WHAT YOU WILL DO: What follows is a set of entries. Give them again exactly, without the pictures.

Collected data:
---

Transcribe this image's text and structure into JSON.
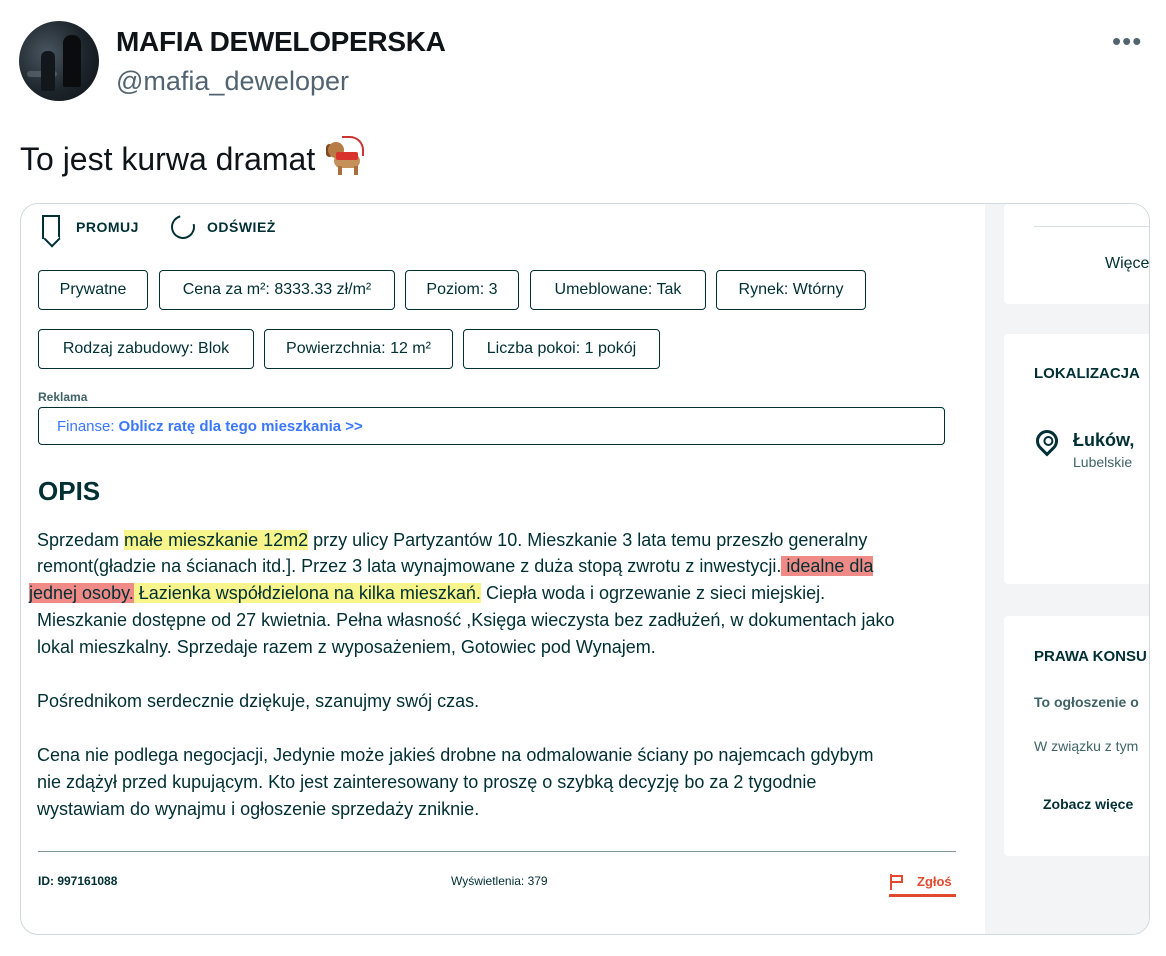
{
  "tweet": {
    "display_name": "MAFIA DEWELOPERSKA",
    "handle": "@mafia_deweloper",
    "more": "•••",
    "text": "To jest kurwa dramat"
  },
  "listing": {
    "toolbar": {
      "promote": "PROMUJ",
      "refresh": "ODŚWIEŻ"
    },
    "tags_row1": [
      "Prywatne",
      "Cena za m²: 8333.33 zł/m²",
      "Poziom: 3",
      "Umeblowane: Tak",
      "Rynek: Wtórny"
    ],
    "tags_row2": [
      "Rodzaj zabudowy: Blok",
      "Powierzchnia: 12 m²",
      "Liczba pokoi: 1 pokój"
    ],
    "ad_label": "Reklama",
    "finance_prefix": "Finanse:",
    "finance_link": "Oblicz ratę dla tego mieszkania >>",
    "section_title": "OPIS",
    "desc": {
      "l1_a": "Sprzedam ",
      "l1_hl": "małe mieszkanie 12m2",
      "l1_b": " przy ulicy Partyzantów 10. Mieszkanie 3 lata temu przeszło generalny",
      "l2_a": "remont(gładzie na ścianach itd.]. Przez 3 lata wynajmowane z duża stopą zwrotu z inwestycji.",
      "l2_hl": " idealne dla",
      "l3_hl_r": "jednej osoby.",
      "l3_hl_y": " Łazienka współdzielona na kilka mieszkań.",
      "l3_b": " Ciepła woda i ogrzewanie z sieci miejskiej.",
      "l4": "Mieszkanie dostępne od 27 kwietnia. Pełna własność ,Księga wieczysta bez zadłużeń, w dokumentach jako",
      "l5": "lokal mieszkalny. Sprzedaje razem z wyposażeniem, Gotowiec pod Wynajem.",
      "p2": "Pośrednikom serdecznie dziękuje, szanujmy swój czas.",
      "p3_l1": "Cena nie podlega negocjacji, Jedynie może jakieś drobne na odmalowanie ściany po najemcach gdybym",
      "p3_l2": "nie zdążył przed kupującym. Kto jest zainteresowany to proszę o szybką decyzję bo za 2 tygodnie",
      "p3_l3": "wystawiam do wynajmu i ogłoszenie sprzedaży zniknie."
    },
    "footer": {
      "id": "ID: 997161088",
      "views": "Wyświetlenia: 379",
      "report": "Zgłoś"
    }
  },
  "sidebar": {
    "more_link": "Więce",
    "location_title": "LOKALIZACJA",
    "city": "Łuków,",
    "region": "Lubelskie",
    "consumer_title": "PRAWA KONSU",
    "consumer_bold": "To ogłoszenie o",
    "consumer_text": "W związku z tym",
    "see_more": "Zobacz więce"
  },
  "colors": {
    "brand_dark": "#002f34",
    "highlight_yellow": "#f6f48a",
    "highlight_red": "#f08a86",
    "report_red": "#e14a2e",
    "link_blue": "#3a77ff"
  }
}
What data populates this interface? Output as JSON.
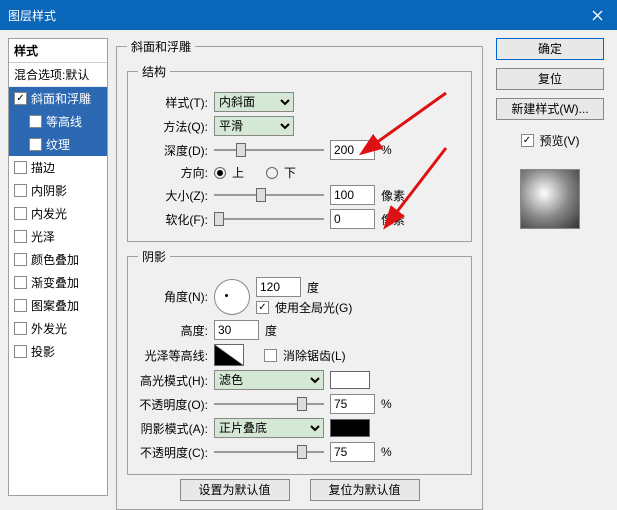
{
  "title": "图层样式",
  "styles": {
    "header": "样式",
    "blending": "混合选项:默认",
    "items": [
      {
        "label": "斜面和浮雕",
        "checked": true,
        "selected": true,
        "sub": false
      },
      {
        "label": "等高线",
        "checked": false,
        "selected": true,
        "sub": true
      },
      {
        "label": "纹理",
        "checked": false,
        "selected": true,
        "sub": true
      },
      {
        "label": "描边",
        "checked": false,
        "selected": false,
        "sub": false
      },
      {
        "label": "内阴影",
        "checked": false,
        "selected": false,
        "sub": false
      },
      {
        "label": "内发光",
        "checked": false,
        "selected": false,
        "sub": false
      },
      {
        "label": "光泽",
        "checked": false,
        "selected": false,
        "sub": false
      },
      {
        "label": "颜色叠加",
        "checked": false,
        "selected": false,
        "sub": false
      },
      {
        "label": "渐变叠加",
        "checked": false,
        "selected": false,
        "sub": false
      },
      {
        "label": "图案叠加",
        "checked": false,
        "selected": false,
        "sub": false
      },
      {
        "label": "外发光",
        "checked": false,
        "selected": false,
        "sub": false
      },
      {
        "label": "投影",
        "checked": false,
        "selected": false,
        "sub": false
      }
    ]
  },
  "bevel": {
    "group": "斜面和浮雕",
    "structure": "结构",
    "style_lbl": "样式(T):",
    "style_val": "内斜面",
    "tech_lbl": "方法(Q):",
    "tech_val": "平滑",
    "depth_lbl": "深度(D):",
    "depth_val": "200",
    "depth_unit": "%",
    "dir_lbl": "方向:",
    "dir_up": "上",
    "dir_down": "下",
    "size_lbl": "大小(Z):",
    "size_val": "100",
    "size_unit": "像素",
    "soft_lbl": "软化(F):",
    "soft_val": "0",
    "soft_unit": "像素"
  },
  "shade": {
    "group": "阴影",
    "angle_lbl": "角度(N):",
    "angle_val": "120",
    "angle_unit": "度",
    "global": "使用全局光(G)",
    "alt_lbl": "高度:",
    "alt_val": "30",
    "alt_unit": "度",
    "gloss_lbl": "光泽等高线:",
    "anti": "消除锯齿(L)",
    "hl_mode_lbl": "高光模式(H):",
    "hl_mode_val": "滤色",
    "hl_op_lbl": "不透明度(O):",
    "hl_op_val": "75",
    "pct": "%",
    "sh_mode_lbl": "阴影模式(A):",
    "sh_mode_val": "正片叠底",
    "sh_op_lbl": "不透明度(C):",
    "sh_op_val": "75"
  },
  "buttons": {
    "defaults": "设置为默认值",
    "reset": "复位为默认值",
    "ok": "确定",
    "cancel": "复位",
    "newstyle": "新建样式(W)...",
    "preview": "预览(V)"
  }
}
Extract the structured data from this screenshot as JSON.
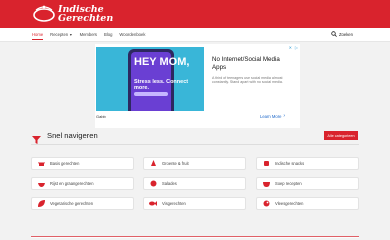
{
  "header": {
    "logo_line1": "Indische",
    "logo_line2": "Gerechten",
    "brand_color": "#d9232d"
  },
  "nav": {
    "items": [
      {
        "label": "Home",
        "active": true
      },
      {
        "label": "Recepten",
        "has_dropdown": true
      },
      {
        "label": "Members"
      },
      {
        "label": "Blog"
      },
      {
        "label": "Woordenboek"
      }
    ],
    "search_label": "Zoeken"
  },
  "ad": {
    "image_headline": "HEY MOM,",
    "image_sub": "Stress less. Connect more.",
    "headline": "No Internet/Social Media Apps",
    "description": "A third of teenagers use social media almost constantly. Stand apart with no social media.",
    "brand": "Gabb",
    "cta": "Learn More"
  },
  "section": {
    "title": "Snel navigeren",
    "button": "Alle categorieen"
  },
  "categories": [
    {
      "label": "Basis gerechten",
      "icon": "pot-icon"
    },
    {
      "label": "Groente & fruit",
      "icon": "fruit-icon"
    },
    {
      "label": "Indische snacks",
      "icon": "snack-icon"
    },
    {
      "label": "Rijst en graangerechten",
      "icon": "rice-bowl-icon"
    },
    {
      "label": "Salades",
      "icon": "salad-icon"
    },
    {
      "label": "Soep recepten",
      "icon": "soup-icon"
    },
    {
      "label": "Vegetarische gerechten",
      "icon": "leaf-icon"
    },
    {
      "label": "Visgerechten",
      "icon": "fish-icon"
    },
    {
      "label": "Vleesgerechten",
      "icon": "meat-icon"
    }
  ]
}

---

SOLUTION TO THE EXERCISE:
Transcribe this image's text and structure into JSON.
{
  "tweet": {
    "display_name": "MAFIA DEWELOPERSKA",
    "handle": "@mafia_deweloper",
    "more": "•••",
    "text": "To jest kurwa dramat"
  },
  "listing": {
    "toolbar": {
      "promote": "PROMUJ",
      "refresh": "ODŚWIEŻ"
    },
    "tags_row1": [
      "Prywatne",
      "Cena za m²: 8333.33 zł/m²",
      "Poziom: 3",
      "Umeblowane: Tak",
      "Rynek: Wtórny"
    ],
    "tags_row2": [
      "Rodzaj zabudowy: Blok",
      "Powierzchnia: 12 m²",
      "Liczba pokoi: 1 pokój"
    ],
    "ad_label": "Reklama",
    "finance_prefix": "Finanse:",
    "finance_link": "Oblicz ratę dla tego mieszkania >>",
    "section_title": "OPIS",
    "desc": {
      "l1_a": "Sprzedam ",
      "l1_hl": "małe mieszkanie 12m2",
      "l1_b": " przy ulicy Partyzantów 10. Mieszkanie 3 lata temu przeszło generalny",
      "l2_a": "remont(gładzie na ścianach itd.]. Przez 3 lata wynajmowane z duża stopą zwrotu z inwestycji.",
      "l2_hl": " idealne dla",
      "l3_hl_r": "jednej osoby.",
      "l3_hl_y": " Łazienka współdzielona na kilka mieszkań.",
      "l3_b": " Ciepła woda i ogrzewanie z sieci miejskiej.",
      "l4": "Mieszkanie dostępne od 27 kwietnia. Pełna własność ,Księga wieczysta bez zadłużeń, w dokumentach jako",
      "l5": "lokal mieszkalny. Sprzedaje razem z wyposażeniem, Gotowiec pod Wynajem.",
      "p2": "Pośrednikom serdecznie dziękuje, szanujmy swój czas.",
      "p3_l1": "Cena nie podlega negocjacji, Jedynie może jakieś drobne na odmalowanie ściany po najemcach gdybym",
      "p3_l2": "nie zdążył przed kupującym. Kto jest zainteresowany to proszę o szybką decyzję bo za 2 tygodnie",
      "p3_l3": "wystawiam do wynajmu i ogłoszenie sprzedaży zniknie."
    },
    "footer": {
      "id": "ID: 997161088",
      "views": "Wyświetlenia: 379",
      "report": "Zgłoś"
    }
  },
  "sidebar": {
    "more_link": "Więce",
    "location_title": "LOKALIZACJA",
    "city": "Łuków,",
    "region": "Lubelskie",
    "consumer_title": "PRAWA KONSU",
    "consumer_bold": "To ogłoszenie o",
    "consumer_text": "W związku z tym",
    "see_more": "Zobacz więce"
  },
  "colors": {
    "brand_dark": "#002f34",
    "highlight_yellow": "#f6f48a",
    "highlight_red": "#f08a86",
    "report_red": "#e14a2e",
    "link_blue": "#3a77ff"
  }
}
What data populates this interface? Output as JSON.
{
  "title": "图层样式",
  "styles": {
    "header": "样式",
    "blending": "混合选项:默认",
    "items": [
      {
        "label": "斜面和浮雕",
        "checked": true,
        "selected": true,
        "sub": false
      },
      {
        "label": "等高线",
        "checked": false,
        "selected": true,
        "sub": true
      },
      {
        "label": "纹理",
        "checked": false,
        "selected": true,
        "sub": true
      },
      {
        "label": "描边",
        "checked": false,
        "selected": false,
        "sub": false
      },
      {
        "label": "内阴影",
        "checked": false,
        "selected": false,
        "sub": false
      },
      {
        "label": "内发光",
        "checked": false,
        "selected": false,
        "sub": false
      },
      {
        "label": "光泽",
        "checked": false,
        "selected": false,
        "sub": false
      },
      {
        "label": "颜色叠加",
        "checked": false,
        "selected": false,
        "sub": false
      },
      {
        "label": "渐变叠加",
        "checked": false,
        "selected": false,
        "sub": false
      },
      {
        "label": "图案叠加",
        "checked": false,
        "selected": false,
        "sub": false
      },
      {
        "label": "外发光",
        "checked": false,
        "selected": false,
        "sub": false
      },
      {
        "label": "投影",
        "checked": false,
        "selected": false,
        "sub": false
      }
    ]
  },
  "bevel": {
    "group": "斜面和浮雕",
    "structure": "结构",
    "style_lbl": "样式(T):",
    "style_val": "内斜面",
    "tech_lbl": "方法(Q):",
    "tech_val": "平滑",
    "depth_lbl": "深度(D):",
    "depth_val": "200",
    "depth_unit": "%",
    "dir_lbl": "方向:",
    "dir_up": "上",
    "dir_down": "下",
    "size_lbl": "大小(Z):",
    "size_val": "100",
    "size_unit": "像素",
    "soft_lbl": "软化(F):",
    "soft_val": "0",
    "soft_unit": "像素"
  },
  "shade": {
    "group": "阴影",
    "angle_lbl": "角度(N):",
    "angle_val": "120",
    "angle_unit": "度",
    "global": "使用全局光(G)",
    "alt_lbl": "高度:",
    "alt_val": "30",
    "alt_unit": "度",
    "gloss_lbl": "光泽等高线:",
    "anti": "消除锯齿(L)",
    "hl_mode_lbl": "高光模式(H):",
    "hl_mode_val": "滤色",
    "hl_op_lbl": "不透明度(O):",
    "hl_op_val": "75",
    "pct": "%",
    "sh_mode_lbl": "阴影模式(A):",
    "sh_mode_val": "正片叠底",
    "sh_op_lbl": "不透明度(C):",
    "sh_op_val": "75"
  },
  "buttons": {
    "defaults": "设置为默认值",
    "reset": "复位为默认值",
    "ok": "确定",
    "cancel": "复位",
    "newstyle": "新建样式(W)...",
    "preview": "预览(V)"
  }
}
Extract the structured data from this screenshot as JSON.
{
  "header": {
    "logo_line1": "Indische",
    "logo_line2": "Gerechten",
    "brand_color": "#d9232d"
  },
  "nav": {
    "items": [
      {
        "label": "Home",
        "active": true
      },
      {
        "label": "Recepten",
        "has_dropdown": true
      },
      {
        "label": "Members"
      },
      {
        "label": "Blog"
      },
      {
        "label": "Woordenboek"
      }
    ],
    "search_label": "Zoeken"
  },
  "ad": {
    "image_headline": "HEY MOM,",
    "image_sub": "Stress less. Connect more.",
    "headline": "No Internet/Social Media Apps",
    "description": "A third of teenagers use social media almost constantly. Stand apart with no social media.",
    "brand": "Gabb",
    "cta": "Learn More"
  },
  "section": {
    "title": "Snel navigeren",
    "button": "Alle categorieen"
  },
  "categories": [
    {
      "label": "Basis gerechten",
      "icon": "pot-icon"
    },
    {
      "label": "Groente & fruit",
      "icon": "fruit-icon"
    },
    {
      "label": "Indische snacks",
      "icon": "snack-icon"
    },
    {
      "label": "Rijst en graangerechten",
      "icon": "rice-bowl-icon"
    },
    {
      "label": "Salades",
      "icon": "salad-icon"
    },
    {
      "label": "Soep recepten",
      "icon": "soup-icon"
    },
    {
      "label": "Vegetarische gerechten",
      "icon": "leaf-icon"
    },
    {
      "label": "Visgerechten",
      "icon": "fish-icon"
    },
    {
      "label": "Vleesgerechten",
      "icon": "meat-icon"
    }
  ]
}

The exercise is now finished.